Aim of the task:
Gather, from the listing beneath this task, every line holding the string "content".

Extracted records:

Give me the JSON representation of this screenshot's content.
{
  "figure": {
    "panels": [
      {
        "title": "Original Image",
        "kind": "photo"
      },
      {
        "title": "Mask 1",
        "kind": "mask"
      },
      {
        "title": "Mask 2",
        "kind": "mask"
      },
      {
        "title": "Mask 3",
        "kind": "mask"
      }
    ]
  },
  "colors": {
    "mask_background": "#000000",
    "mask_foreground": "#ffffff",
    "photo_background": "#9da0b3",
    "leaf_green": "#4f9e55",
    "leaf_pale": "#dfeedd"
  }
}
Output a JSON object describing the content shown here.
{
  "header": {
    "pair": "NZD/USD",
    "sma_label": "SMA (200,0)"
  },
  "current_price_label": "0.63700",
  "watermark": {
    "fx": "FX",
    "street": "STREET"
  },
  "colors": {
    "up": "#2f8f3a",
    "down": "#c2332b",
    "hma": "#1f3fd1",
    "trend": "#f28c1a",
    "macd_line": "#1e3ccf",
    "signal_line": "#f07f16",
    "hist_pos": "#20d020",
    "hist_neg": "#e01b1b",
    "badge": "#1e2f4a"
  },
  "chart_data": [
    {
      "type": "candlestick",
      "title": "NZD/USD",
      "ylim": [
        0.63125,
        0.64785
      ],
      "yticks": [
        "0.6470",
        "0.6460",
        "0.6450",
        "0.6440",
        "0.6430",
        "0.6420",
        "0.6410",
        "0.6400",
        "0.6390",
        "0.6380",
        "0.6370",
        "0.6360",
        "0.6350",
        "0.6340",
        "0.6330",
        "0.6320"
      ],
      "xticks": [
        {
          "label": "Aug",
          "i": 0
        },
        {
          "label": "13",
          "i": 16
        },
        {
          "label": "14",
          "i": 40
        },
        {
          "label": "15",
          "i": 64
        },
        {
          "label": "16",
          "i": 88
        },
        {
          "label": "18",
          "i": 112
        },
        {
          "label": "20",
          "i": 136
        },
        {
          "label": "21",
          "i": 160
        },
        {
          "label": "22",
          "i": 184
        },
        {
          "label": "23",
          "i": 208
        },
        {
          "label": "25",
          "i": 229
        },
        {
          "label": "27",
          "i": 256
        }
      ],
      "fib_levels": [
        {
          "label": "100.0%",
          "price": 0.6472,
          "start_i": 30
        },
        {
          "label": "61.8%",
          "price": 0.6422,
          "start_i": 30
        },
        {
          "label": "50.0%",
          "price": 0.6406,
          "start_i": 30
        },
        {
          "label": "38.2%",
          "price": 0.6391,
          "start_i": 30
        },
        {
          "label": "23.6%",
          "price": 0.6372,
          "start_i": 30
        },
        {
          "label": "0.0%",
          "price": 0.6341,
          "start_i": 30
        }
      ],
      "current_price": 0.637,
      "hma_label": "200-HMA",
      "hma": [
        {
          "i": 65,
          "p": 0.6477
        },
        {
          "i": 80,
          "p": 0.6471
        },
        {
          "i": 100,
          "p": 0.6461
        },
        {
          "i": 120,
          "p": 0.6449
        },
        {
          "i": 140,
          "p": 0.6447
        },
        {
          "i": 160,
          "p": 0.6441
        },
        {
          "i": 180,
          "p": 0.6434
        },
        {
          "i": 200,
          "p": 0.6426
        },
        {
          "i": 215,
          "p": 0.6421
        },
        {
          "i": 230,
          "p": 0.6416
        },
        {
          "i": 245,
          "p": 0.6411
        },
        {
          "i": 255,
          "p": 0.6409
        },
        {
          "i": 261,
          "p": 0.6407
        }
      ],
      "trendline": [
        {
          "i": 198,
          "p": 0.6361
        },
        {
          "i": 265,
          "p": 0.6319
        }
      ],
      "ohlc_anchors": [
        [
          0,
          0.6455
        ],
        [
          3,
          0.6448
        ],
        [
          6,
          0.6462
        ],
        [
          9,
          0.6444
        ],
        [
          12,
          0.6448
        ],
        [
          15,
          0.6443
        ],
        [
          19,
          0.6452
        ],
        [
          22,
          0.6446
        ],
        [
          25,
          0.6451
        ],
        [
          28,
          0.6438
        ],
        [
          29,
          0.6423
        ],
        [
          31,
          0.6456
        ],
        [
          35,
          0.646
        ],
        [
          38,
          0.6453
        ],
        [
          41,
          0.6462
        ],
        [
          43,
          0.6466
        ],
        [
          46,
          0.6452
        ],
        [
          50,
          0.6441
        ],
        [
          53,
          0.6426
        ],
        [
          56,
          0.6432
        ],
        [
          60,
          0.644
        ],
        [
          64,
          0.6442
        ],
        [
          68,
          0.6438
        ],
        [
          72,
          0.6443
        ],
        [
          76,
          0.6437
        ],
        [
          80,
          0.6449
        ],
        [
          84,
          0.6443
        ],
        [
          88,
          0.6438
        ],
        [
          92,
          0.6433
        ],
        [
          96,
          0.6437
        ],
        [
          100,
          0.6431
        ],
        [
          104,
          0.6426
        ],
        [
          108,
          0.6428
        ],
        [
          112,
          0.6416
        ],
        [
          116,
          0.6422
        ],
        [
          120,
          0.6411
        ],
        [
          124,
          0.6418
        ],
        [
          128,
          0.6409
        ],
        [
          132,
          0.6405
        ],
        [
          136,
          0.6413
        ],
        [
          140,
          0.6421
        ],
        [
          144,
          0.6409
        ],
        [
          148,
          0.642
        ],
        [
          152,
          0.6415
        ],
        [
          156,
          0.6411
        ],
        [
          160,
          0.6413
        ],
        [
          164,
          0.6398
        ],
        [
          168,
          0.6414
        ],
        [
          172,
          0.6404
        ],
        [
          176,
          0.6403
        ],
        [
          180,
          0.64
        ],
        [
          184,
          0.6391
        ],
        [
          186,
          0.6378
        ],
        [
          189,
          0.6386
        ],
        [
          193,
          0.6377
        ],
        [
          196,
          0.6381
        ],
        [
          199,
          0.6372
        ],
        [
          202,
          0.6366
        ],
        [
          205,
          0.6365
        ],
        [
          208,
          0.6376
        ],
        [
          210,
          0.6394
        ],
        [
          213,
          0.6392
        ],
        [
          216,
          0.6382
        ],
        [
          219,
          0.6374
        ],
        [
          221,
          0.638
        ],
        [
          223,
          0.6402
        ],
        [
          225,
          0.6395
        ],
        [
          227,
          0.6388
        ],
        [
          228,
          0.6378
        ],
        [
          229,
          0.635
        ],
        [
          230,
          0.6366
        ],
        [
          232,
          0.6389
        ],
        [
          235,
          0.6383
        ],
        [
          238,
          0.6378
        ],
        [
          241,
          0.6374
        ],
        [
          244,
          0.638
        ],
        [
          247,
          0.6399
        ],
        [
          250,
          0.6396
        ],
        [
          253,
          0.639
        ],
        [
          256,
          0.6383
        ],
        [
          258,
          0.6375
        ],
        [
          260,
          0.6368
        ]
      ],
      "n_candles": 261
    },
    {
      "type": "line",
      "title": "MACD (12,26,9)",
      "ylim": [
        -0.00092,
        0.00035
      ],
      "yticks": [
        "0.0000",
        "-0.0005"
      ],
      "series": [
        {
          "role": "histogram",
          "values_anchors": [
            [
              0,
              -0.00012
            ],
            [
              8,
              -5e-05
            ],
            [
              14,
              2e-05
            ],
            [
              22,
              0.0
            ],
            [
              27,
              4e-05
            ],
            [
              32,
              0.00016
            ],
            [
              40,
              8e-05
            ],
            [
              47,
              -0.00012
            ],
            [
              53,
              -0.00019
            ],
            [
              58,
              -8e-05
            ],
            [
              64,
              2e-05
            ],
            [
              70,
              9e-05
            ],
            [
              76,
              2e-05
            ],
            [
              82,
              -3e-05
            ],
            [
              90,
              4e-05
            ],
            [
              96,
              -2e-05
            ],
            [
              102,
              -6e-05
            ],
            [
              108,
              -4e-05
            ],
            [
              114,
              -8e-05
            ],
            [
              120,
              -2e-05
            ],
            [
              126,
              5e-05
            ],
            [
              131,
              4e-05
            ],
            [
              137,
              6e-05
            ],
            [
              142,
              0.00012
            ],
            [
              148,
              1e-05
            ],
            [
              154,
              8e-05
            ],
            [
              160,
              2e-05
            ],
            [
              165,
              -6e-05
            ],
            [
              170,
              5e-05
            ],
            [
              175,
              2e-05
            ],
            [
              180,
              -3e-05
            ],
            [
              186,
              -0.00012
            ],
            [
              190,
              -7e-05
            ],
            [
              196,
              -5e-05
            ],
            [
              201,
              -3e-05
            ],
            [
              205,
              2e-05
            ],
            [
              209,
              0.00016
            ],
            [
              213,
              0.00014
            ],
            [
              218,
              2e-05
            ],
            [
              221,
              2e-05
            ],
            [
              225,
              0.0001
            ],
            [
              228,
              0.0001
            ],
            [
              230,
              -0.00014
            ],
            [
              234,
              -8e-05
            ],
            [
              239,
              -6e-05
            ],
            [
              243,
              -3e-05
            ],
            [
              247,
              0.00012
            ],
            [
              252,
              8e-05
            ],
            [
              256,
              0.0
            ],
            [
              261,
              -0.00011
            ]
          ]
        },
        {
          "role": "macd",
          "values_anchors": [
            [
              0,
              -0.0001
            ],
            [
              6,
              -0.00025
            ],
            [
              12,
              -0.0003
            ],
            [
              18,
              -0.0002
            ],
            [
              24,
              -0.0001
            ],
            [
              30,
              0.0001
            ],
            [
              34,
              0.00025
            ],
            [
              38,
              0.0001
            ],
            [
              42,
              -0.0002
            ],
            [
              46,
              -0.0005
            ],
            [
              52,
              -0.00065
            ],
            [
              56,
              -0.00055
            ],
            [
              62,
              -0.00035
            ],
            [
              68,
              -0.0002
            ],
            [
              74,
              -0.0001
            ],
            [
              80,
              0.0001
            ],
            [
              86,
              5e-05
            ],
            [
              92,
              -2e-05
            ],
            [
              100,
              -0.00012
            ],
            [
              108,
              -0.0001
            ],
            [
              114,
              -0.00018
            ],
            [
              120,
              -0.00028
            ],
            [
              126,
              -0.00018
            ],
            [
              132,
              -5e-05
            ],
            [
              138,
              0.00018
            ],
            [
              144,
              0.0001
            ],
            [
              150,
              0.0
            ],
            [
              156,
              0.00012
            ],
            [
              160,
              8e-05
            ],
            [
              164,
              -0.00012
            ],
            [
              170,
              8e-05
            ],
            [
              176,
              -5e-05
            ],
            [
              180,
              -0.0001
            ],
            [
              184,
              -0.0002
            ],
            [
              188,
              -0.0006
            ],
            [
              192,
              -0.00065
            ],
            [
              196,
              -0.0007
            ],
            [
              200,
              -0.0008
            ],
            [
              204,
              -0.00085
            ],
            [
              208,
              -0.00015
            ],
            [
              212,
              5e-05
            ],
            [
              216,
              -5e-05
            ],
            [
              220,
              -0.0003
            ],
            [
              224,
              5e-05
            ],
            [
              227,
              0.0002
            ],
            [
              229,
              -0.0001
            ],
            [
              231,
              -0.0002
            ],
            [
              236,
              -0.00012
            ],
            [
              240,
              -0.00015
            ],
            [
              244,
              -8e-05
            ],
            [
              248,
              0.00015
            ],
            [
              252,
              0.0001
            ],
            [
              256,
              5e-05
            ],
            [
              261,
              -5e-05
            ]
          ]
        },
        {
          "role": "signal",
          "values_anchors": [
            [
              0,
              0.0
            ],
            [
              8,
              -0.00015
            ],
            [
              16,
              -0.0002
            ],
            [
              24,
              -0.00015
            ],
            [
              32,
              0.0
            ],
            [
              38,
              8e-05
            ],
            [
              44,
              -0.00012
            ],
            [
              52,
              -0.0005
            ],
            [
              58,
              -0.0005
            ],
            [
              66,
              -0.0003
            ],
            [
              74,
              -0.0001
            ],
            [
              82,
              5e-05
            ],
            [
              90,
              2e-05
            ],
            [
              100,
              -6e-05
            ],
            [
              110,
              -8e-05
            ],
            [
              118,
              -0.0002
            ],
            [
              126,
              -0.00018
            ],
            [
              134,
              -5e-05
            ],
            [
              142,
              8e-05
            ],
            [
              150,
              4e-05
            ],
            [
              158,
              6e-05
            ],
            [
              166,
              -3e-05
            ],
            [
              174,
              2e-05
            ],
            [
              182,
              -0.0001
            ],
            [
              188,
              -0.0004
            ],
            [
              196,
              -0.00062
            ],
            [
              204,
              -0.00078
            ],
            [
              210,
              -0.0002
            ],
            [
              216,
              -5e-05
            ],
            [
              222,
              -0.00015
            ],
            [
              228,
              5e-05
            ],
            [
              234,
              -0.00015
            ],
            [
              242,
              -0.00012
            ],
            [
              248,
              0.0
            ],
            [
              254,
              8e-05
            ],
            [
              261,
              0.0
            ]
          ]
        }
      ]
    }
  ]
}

In response:
Give me the JSON representation of this screenshot's content.
Output a JSON object describing the content shown here.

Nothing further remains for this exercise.